─── Task material

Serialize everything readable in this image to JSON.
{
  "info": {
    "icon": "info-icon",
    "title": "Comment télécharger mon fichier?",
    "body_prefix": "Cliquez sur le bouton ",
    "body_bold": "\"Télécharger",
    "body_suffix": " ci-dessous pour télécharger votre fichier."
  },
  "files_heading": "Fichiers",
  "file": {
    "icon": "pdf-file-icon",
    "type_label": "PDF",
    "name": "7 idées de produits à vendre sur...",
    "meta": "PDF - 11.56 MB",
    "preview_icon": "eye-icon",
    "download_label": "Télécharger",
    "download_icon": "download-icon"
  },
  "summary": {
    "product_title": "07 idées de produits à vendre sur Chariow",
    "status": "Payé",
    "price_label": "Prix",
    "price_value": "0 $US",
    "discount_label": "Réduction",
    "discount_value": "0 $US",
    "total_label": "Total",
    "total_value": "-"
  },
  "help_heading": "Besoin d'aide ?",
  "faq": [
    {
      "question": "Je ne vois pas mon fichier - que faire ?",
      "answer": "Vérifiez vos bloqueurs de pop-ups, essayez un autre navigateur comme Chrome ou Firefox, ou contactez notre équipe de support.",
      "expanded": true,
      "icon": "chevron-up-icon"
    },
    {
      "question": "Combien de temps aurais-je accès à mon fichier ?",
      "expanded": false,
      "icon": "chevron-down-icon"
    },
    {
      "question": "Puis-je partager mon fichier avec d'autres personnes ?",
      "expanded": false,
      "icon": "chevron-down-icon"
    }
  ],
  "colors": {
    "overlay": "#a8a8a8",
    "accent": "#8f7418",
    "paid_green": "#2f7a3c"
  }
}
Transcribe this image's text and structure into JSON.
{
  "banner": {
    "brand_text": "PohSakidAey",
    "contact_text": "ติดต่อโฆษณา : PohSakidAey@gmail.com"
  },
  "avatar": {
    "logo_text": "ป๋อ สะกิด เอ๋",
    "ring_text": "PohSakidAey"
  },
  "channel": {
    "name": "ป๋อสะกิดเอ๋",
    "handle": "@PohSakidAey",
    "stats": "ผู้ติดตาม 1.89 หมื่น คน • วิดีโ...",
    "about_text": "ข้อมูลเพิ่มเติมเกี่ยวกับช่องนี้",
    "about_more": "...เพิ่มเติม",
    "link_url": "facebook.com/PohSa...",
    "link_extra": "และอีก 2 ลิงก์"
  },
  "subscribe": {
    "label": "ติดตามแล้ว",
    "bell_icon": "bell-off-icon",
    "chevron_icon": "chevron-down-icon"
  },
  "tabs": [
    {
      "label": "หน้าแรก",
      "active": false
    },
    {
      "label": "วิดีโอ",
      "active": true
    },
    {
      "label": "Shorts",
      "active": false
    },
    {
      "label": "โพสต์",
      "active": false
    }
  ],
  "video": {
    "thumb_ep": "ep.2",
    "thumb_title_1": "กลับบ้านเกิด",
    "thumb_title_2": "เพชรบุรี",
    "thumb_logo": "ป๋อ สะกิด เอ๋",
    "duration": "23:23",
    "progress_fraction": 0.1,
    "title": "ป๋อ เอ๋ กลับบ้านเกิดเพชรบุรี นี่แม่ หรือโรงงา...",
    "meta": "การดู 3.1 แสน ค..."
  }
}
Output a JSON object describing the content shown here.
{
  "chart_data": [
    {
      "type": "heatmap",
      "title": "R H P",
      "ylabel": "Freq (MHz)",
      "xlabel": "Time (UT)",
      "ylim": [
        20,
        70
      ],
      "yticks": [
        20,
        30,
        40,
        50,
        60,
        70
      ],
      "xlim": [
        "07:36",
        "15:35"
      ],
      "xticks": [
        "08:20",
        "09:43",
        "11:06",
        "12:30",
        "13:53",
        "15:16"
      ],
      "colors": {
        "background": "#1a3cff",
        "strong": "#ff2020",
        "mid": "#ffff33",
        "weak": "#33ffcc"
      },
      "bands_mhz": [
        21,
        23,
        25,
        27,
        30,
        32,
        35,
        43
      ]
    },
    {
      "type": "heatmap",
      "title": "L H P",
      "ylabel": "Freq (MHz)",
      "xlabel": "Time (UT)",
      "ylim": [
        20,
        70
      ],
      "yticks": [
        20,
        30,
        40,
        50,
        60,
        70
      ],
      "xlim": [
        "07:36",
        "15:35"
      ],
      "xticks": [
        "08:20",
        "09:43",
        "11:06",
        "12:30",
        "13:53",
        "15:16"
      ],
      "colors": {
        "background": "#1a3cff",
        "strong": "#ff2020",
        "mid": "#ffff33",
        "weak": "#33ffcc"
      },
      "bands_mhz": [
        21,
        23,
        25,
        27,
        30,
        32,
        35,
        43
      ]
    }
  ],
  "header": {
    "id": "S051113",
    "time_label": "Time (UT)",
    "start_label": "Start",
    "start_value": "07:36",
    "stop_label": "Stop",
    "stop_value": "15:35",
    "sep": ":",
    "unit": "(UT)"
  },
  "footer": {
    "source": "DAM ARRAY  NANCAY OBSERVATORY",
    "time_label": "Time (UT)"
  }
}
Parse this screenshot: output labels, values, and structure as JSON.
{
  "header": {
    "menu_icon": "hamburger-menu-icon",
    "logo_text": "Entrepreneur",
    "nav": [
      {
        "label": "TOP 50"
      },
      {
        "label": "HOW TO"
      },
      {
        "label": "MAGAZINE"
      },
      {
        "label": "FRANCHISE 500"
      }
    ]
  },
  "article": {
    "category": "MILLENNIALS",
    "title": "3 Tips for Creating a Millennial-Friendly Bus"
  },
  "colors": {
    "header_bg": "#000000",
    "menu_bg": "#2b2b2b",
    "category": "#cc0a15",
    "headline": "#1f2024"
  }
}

──────

> [Challenge] Every entry above needs to be quoted exactly.

> [Correct answer]
Serialize everything readable in this image to JSON.
{
  "info": {
    "icon": "info-icon",
    "title": "Comment télécharger mon fichier?",
    "body_prefix": "Cliquez sur le bouton ",
    "body_bold": "\"Télécharger",
    "body_suffix": " ci-dessous pour télécharger votre fichier."
  },
  "files_heading": "Fichiers",
  "file": {
    "icon": "pdf-file-icon",
    "type_label": "PDF",
    "name": "7 idées de produits à vendre sur...",
    "meta": "PDF - 11.56 MB",
    "preview_icon": "eye-icon",
    "download_label": "Télécharger",
    "download_icon": "download-icon"
  },
  "summary": {
    "product_title": "07 idées de produits à vendre sur Chariow",
    "status": "Payé",
    "price_label": "Prix",
    "price_value": "0 $US",
    "discount_label": "Réduction",
    "discount_value": "0 $US",
    "total_label": "Total",
    "total_value": "-"
  },
  "help_heading": "Besoin d'aide ?",
  "faq": [
    {
      "question": "Je ne vois pas mon fichier - que faire ?",
      "answer": "Vérifiez vos bloqueurs de pop-ups, essayez un autre navigateur comme Chrome ou Firefox, ou contactez notre équipe de support.",
      "expanded": true,
      "icon": "chevron-up-icon"
    },
    {
      "question": "Combien de temps aurais-je accès à mon fichier ?",
      "expanded": false,
      "icon": "chevron-down-icon"
    },
    {
      "question": "Puis-je partager mon fichier avec d'autres personnes ?",
      "expanded": false,
      "icon": "chevron-down-icon"
    }
  ],
  "colors": {
    "overlay": "#a8a8a8",
    "accent": "#8f7418",
    "paid_green": "#2f7a3c"
  }
}
Transcribe this image's text and structure into JSON.
{
  "banner": {
    "brand_text": "PohSakidAey",
    "contact_text": "ติดต่อโฆษณา : PohSakidAey@gmail.com"
  },
  "avatar": {
    "logo_text": "ป๋อ สะกิด เอ๋",
    "ring_text": "PohSakidAey"
  },
  "channel": {
    "name": "ป๋อสะกิดเอ๋",
    "handle": "@PohSakidAey",
    "stats": "ผู้ติดตาม 1.89 หมื่น คน • วิดีโ...",
    "about_text": "ข้อมูลเพิ่มเติมเกี่ยวกับช่องนี้",
    "about_more": "...เพิ่มเติม",
    "link_url": "facebook.com/PohSa...",
    "link_extra": "และอีก 2 ลิงก์"
  },
  "subscribe": {
    "label": "ติดตามแล้ว",
    "bell_icon": "bell-off-icon",
    "chevron_icon": "chevron-down-icon"
  },
  "tabs": [
    {
      "label": "หน้าแรก",
      "active": false
    },
    {
      "label": "วิดีโอ",
      "active": true
    },
    {
      "label": "Shorts",
      "active": false
    },
    {
      "label": "โพสต์",
      "active": false
    }
  ],
  "video": {
    "thumb_ep": "ep.2",
    "thumb_title_1": "กลับบ้านเกิด",
    "thumb_title_2": "เพชรบุรี",
    "thumb_logo": "ป๋อ สะกิด เอ๋",
    "duration": "23:23",
    "progress_fraction": 0.1,
    "title": "ป๋อ เอ๋ กลับบ้านเกิดเพชรบุรี นี่แม่ หรือโรงงา...",
    "meta": "การดู 3.1 แสน ค..."
  }
}
Output a JSON object describing the content shown here.
{
  "chart_data": [
    {
      "type": "heatmap",
      "title": "R H P",
      "ylabel": "Freq (MHz)",
      "xlabel": "Time (UT)",
      "ylim": [
        20,
        70
      ],
      "yticks": [
        20,
        30,
        40,
        50,
        60,
        70
      ],
      "xlim": [
        "07:36",
        "15:35"
      ],
      "xticks": [
        "08:20",
        "09:43",
        "11:06",
        "12:30",
        "13:53",
        "15:16"
      ],
      "colors": {
        "background": "#1a3cff",
        "strong": "#ff2020",
        "mid": "#ffff33",
        "weak": "#33ffcc"
      },
      "bands_mhz": [
        21,
        23,
        25,
        27,
        30,
        32,
        35,
        43
      ]
    },
    {
      "type": "heatmap",
      "title": "L H P",
      "ylabel": "Freq (MHz)",
      "xlabel": "Time (UT)",
      "ylim": [
        20,
        70
      ],
      "yticks": [
        20,
        30,
        40,
        50,
        60,
        70
      ],
      "xlim": [
        "07:36",
        "15:35"
      ],
      "xticks": [
        "08:20",
        "09:43",
        "11:06",
        "12:30",
        "13:53",
        "15:16"
      ],
      "colors": {
        "background": "#1a3cff",
        "strong": "#ff2020",
        "mid": "#ffff33",
        "weak": "#33ffcc"
      },
      "bands_mhz": [
        21,
        23,
        25,
        27,
        30,
        32,
        35,
        43
      ]
    }
  ],
  "header": {
    "id": "S051113",
    "time_label": "Time (UT)",
    "start_label": "Start",
    "start_value": "07:36",
    "stop_label": "Stop",
    "stop_value": "15:35",
    "sep": ":",
    "unit": "(UT)"
  },
  "footer": {
    "source": "DAM ARRAY  NANCAY OBSERVATORY",
    "time_label": "Time (UT)"
  }
}
Parse this screenshot: output labels, values, and structure as JSON.
{
  "header": {
    "menu_icon": "hamburger-menu-icon",
    "logo_text": "Entrepreneur",
    "nav": [
      {
        "label": "TOP 50"
      },
      {
        "label": "HOW TO"
      },
      {
        "label": "MAGAZINE"
      },
      {
        "label": "FRANCHISE 500"
      }
    ]
  },
  "article": {
    "category": "MILLENNIALS",
    "title": "3 Tips for Creating a Millennial-Friendly Bus"
  },
  "colors": {
    "header_bg": "#000000",
    "menu_bg": "#2b2b2b",
    "category": "#cc0a15",
    "headline": "#1f2024"
  }
}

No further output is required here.